# REQUIREMENT
Please output every line of the material as it stands, without the pictures.

Extracted records
━━━━━━━━━━━━━━━━━━━━━━━━━━━━━━

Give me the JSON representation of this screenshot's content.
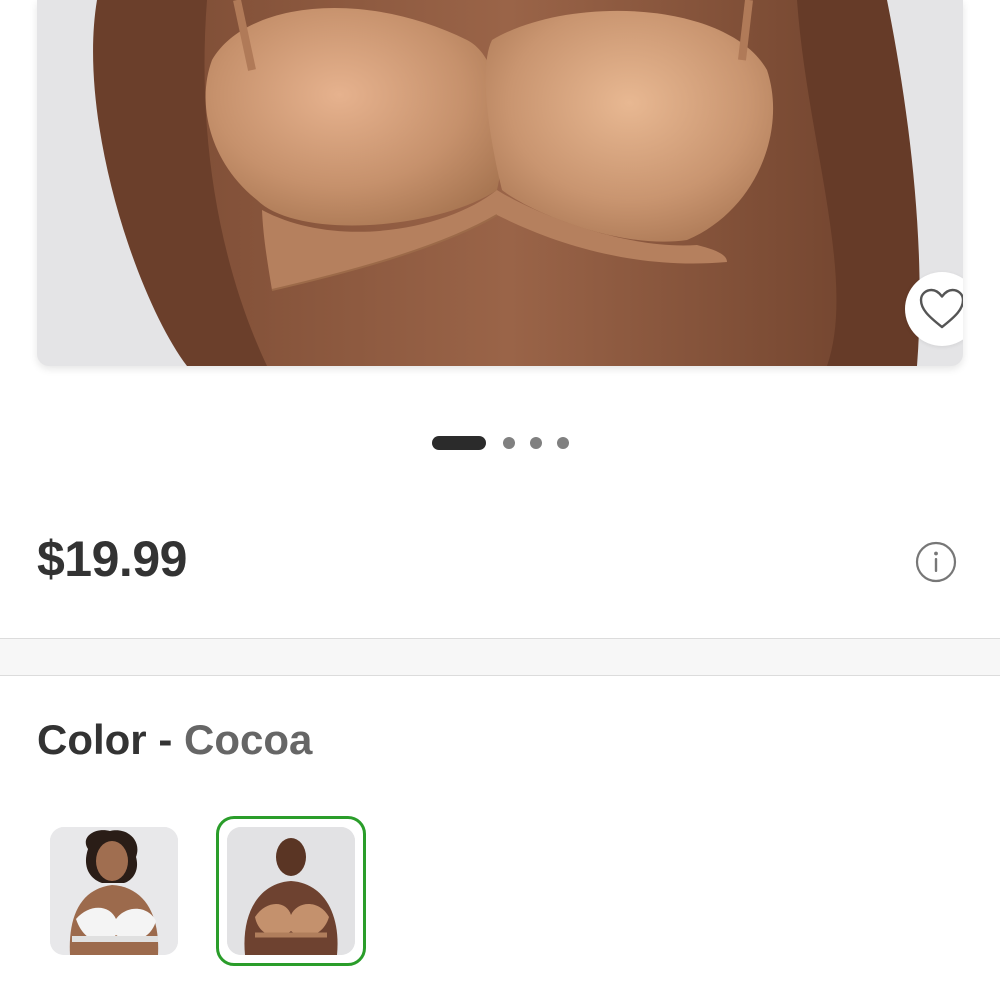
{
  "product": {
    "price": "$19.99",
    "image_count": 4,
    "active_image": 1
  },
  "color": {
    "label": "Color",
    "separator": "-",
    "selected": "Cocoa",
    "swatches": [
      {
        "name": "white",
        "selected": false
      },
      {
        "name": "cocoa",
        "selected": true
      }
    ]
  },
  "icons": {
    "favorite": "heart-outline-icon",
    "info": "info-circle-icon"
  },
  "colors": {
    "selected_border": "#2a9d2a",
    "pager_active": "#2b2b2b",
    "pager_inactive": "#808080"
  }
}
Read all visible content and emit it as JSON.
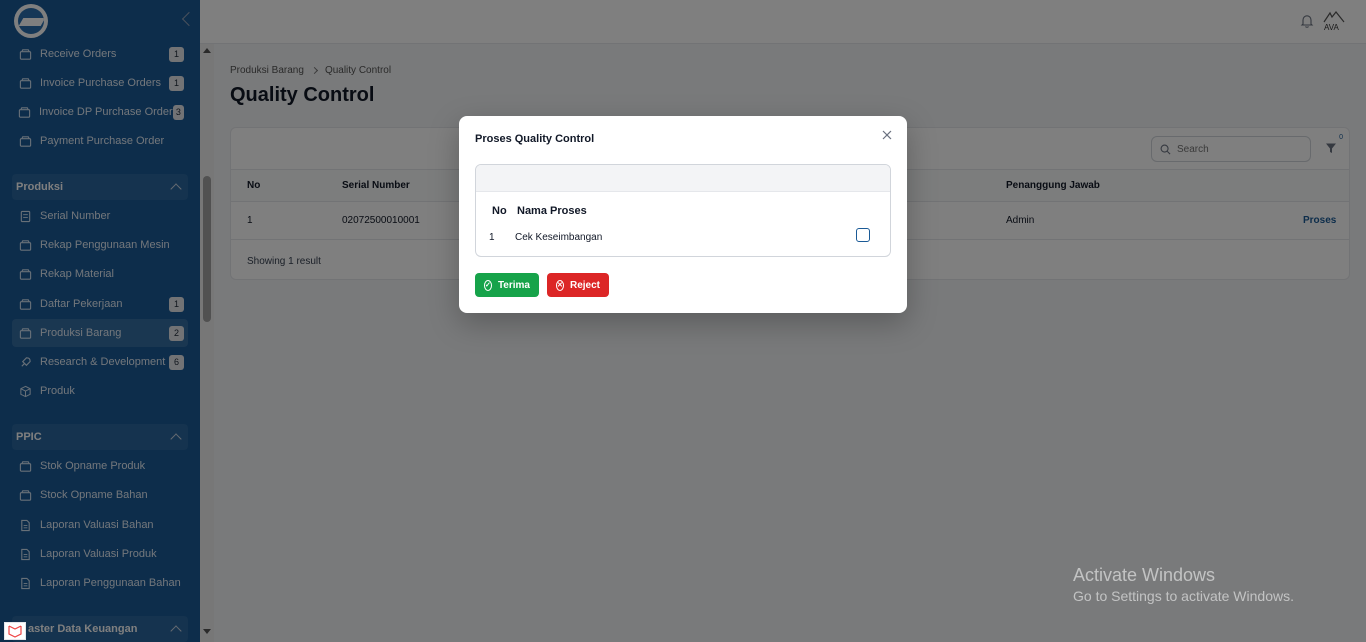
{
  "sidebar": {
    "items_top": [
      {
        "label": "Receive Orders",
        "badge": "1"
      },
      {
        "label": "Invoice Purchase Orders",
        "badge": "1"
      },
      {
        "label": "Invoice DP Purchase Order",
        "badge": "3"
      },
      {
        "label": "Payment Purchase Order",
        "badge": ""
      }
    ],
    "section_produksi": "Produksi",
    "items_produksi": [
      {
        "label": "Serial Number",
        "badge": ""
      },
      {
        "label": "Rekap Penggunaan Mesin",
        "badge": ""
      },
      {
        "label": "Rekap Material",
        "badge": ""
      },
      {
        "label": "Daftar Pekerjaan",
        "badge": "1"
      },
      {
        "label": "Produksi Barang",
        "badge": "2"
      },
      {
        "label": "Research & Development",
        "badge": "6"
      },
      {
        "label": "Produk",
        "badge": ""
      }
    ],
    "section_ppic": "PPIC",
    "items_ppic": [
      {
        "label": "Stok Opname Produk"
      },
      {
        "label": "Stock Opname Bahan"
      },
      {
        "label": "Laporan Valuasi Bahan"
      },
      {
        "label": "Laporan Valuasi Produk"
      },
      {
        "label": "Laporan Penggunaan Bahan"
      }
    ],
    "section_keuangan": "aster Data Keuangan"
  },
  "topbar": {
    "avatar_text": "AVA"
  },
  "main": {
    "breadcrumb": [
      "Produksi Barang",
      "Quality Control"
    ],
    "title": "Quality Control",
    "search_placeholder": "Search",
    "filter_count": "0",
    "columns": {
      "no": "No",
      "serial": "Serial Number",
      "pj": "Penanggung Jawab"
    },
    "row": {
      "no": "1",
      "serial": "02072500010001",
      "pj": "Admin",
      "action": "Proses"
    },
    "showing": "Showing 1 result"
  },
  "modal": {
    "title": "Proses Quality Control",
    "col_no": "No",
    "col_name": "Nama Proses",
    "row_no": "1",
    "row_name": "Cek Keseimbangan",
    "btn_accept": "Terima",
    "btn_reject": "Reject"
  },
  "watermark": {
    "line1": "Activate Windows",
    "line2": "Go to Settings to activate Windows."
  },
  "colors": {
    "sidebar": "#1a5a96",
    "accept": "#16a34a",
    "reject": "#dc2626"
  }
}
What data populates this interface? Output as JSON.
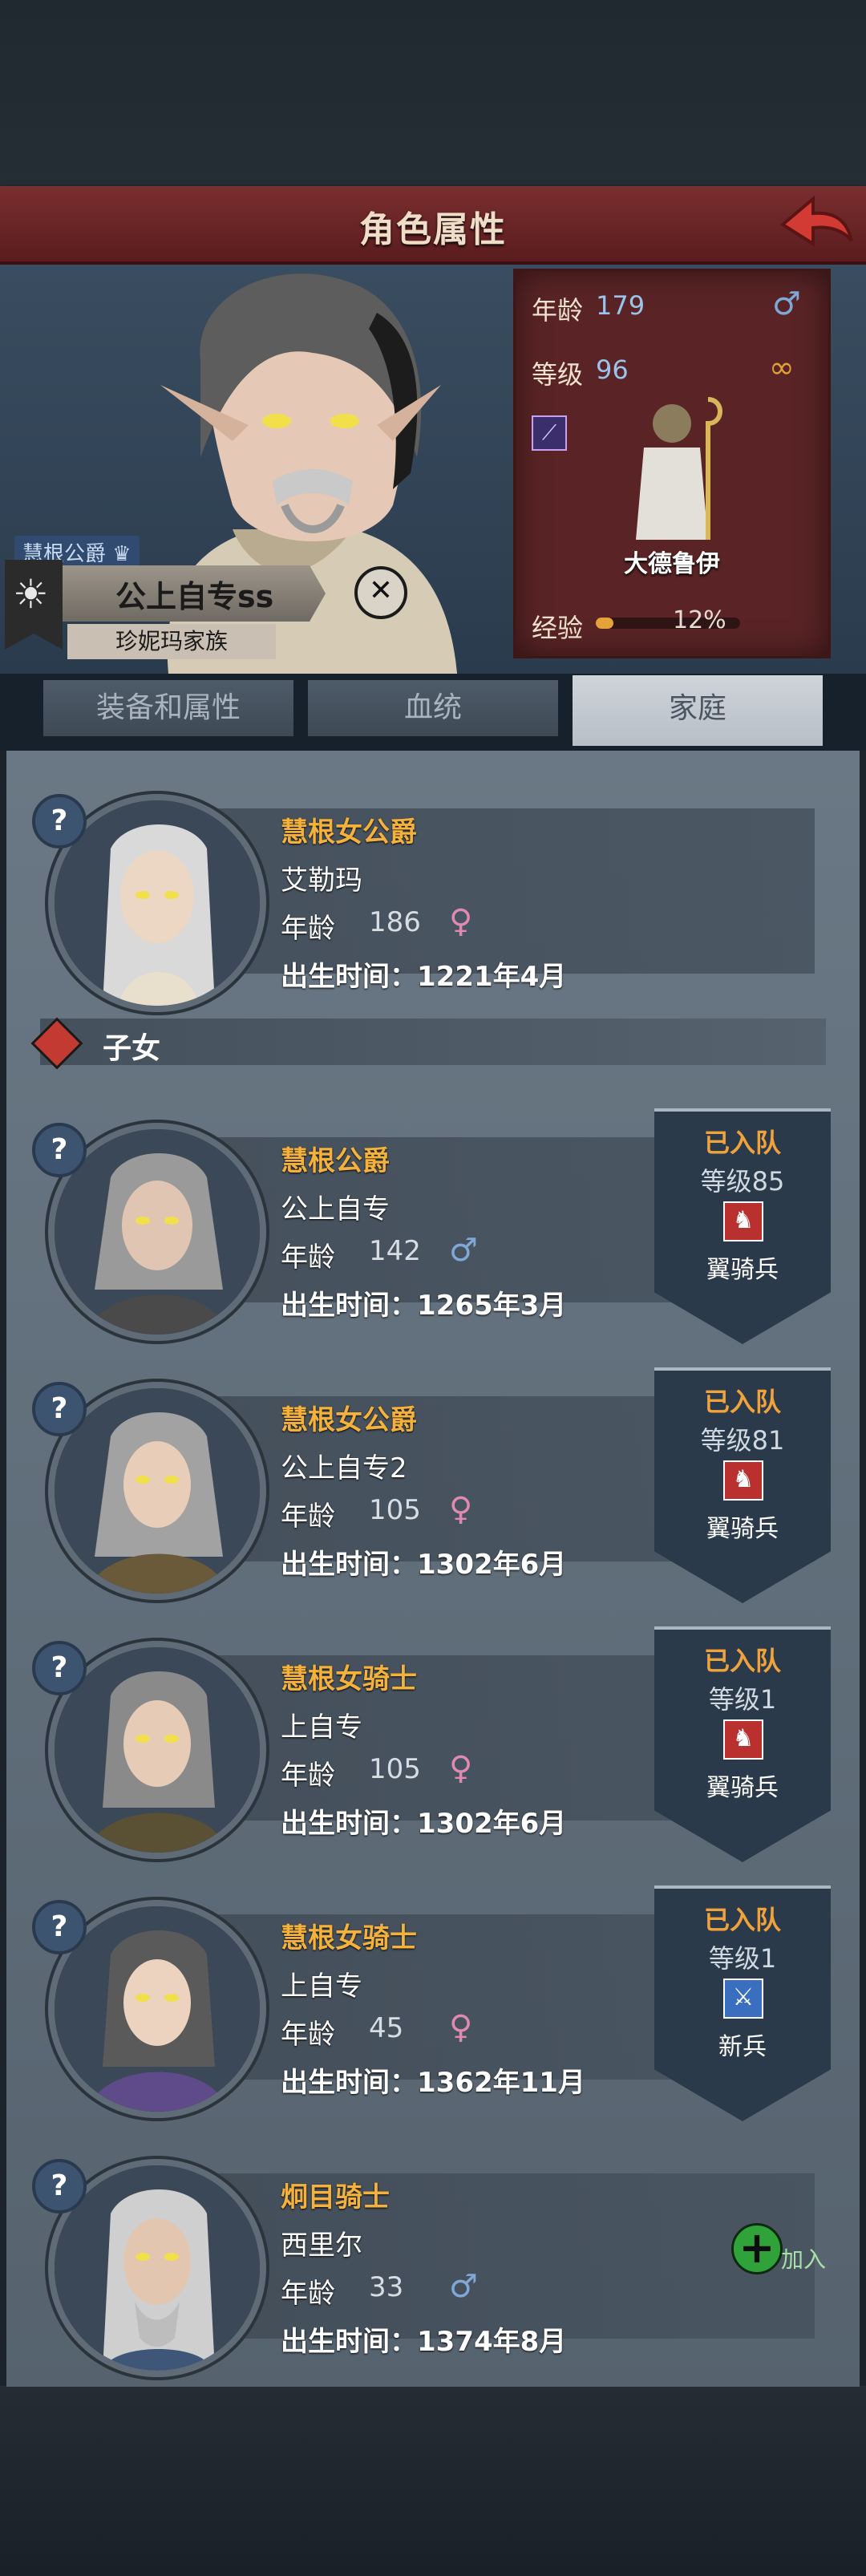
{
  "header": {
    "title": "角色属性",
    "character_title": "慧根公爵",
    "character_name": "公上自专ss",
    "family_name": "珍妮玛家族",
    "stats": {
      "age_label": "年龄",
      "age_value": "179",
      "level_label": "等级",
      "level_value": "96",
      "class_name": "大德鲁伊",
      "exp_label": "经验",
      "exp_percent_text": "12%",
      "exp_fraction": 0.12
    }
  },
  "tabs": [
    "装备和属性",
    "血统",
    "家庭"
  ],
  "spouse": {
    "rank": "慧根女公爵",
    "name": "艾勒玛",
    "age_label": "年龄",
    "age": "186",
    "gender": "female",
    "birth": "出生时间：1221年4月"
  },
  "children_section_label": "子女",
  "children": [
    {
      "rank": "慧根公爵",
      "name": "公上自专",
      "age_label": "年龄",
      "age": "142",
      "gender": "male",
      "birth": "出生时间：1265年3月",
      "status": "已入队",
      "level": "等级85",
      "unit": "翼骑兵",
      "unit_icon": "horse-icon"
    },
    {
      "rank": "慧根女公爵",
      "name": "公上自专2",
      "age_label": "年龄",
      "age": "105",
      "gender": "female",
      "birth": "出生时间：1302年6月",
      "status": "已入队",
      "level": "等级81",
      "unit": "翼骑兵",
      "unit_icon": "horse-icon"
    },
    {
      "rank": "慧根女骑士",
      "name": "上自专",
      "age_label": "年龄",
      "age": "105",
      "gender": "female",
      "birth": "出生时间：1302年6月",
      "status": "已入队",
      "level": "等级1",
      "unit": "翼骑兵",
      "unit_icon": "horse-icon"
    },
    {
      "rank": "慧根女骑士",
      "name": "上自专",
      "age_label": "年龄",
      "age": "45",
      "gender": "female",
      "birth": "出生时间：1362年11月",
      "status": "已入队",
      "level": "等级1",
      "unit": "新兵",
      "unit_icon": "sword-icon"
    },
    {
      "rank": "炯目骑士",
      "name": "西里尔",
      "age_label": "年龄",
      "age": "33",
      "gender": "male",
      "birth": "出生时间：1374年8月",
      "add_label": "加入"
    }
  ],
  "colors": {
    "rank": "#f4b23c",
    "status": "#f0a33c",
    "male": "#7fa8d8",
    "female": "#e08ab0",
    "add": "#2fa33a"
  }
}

━━━━━━━━━━━━━━━━━━━━━━━━━━━━━━

# TASK RESPONSE
Give me the JSON representation of this screenshot's content.
{
  "product": {
    "price": "$19.99",
    "image_count": 4,
    "active_image": 1
  },
  "color": {
    "label": "Color",
    "separator": "-",
    "selected": "Cocoa",
    "swatches": [
      {
        "name": "white",
        "selected": false
      },
      {
        "name": "cocoa",
        "selected": true
      }
    ]
  },
  "icons": {
    "favorite": "heart-outline-icon",
    "info": "info-circle-icon"
  },
  "colors": {
    "selected_border": "#2a9d2a",
    "pager_active": "#2b2b2b",
    "pager_inactive": "#808080"
  }
}
Read all visible content and emit it as JSON.
{
  "sidebar": {
    "items_top": [
      {
        "label": "Receive Orders",
        "badge": "1"
      },
      {
        "label": "Invoice Purchase Orders",
        "badge": "1"
      },
      {
        "label": "Invoice DP Purchase Order",
        "badge": "3"
      },
      {
        "label": "Payment Purchase Order",
        "badge": ""
      }
    ],
    "section_produksi": "Produksi",
    "items_produksi": [
      {
        "label": "Serial Number",
        "badge": ""
      },
      {
        "label": "Rekap Penggunaan Mesin",
        "badge": ""
      },
      {
        "label": "Rekap Material",
        "badge": ""
      },
      {
        "label": "Daftar Pekerjaan",
        "badge": "1"
      },
      {
        "label": "Produksi Barang",
        "badge": "2"
      },
      {
        "label": "Research & Development",
        "badge": "6"
      },
      {
        "label": "Produk",
        "badge": ""
      }
    ],
    "section_ppic": "PPIC",
    "items_ppic": [
      {
        "label": "Stok Opname Produk"
      },
      {
        "label": "Stock Opname Bahan"
      },
      {
        "label": "Laporan Valuasi Bahan"
      },
      {
        "label": "Laporan Valuasi Produk"
      },
      {
        "label": "Laporan Penggunaan Bahan"
      }
    ],
    "section_keuangan": "aster Data Keuangan"
  },
  "topbar": {
    "avatar_text": "AVA"
  },
  "main": {
    "breadcrumb": [
      "Produksi Barang",
      "Quality Control"
    ],
    "title": "Quality Control",
    "search_placeholder": "Search",
    "filter_count": "0",
    "columns": {
      "no": "No",
      "serial": "Serial Number",
      "pj": "Penanggung Jawab"
    },
    "row": {
      "no": "1",
      "serial": "02072500010001",
      "pj": "Admin",
      "action": "Proses"
    },
    "showing": "Showing 1 result"
  },
  "modal": {
    "title": "Proses Quality Control",
    "col_no": "No",
    "col_name": "Nama Proses",
    "row_no": "1",
    "row_name": "Cek Keseimbangan",
    "btn_accept": "Terima",
    "btn_reject": "Reject"
  },
  "watermark": {
    "line1": "Activate Windows",
    "line2": "Go to Settings to activate Windows."
  },
  "colors": {
    "sidebar": "#1a5a96",
    "accept": "#16a34a",
    "reject": "#dc2626"
  }
}
What data populates this interface? Output as JSON.
{
  "header": {
    "title": "角色属性",
    "character_title": "慧根公爵",
    "character_name": "公上自专ss",
    "family_name": "珍妮玛家族",
    "stats": {
      "age_label": "年龄",
      "age_value": "179",
      "level_label": "等级",
      "level_value": "96",
      "class_name": "大德鲁伊",
      "exp_label": "经验",
      "exp_percent_text": "12%",
      "exp_fraction": 0.12
    }
  },
  "tabs": [
    "装备和属性",
    "血统",
    "家庭"
  ],
  "spouse": {
    "rank": "慧根女公爵",
    "name": "艾勒玛",
    "age_label": "年龄",
    "age": "186",
    "gender": "female",
    "birth": "出生时间：1221年4月"
  },
  "children_section_label": "子女",
  "children": [
    {
      "rank": "慧根公爵",
      "name": "公上自专",
      "age_label": "年龄",
      "age": "142",
      "gender": "male",
      "birth": "出生时间：1265年3月",
      "status": "已入队",
      "level": "等级85",
      "unit": "翼骑兵",
      "unit_icon": "horse-icon"
    },
    {
      "rank": "慧根女公爵",
      "name": "公上自专2",
      "age_label": "年龄",
      "age": "105",
      "gender": "female",
      "birth": "出生时间：1302年6月",
      "status": "已入队",
      "level": "等级81",
      "unit": "翼骑兵",
      "unit_icon": "horse-icon"
    },
    {
      "rank": "慧根女骑士",
      "name": "上自专",
      "age_label": "年龄",
      "age": "105",
      "gender": "female",
      "birth": "出生时间：1302年6月",
      "status": "已入队",
      "level": "等级1",
      "unit": "翼骑兵",
      "unit_icon": "horse-icon"
    },
    {
      "rank": "慧根女骑士",
      "name": "上自专",
      "age_label": "年龄",
      "age": "45",
      "gender": "female",
      "birth": "出生时间：1362年11月",
      "status": "已入队",
      "level": "等级1",
      "unit": "新兵",
      "unit_icon": "sword-icon"
    },
    {
      "rank": "炯目骑士",
      "name": "西里尔",
      "age_label": "年龄",
      "age": "33",
      "gender": "male",
      "birth": "出生时间：1374年8月",
      "add_label": "加入"
    }
  ],
  "colors": {
    "rank": "#f4b23c",
    "status": "#f0a33c",
    "male": "#7fa8d8",
    "female": "#e08ab0",
    "add": "#2fa33a"
  }
}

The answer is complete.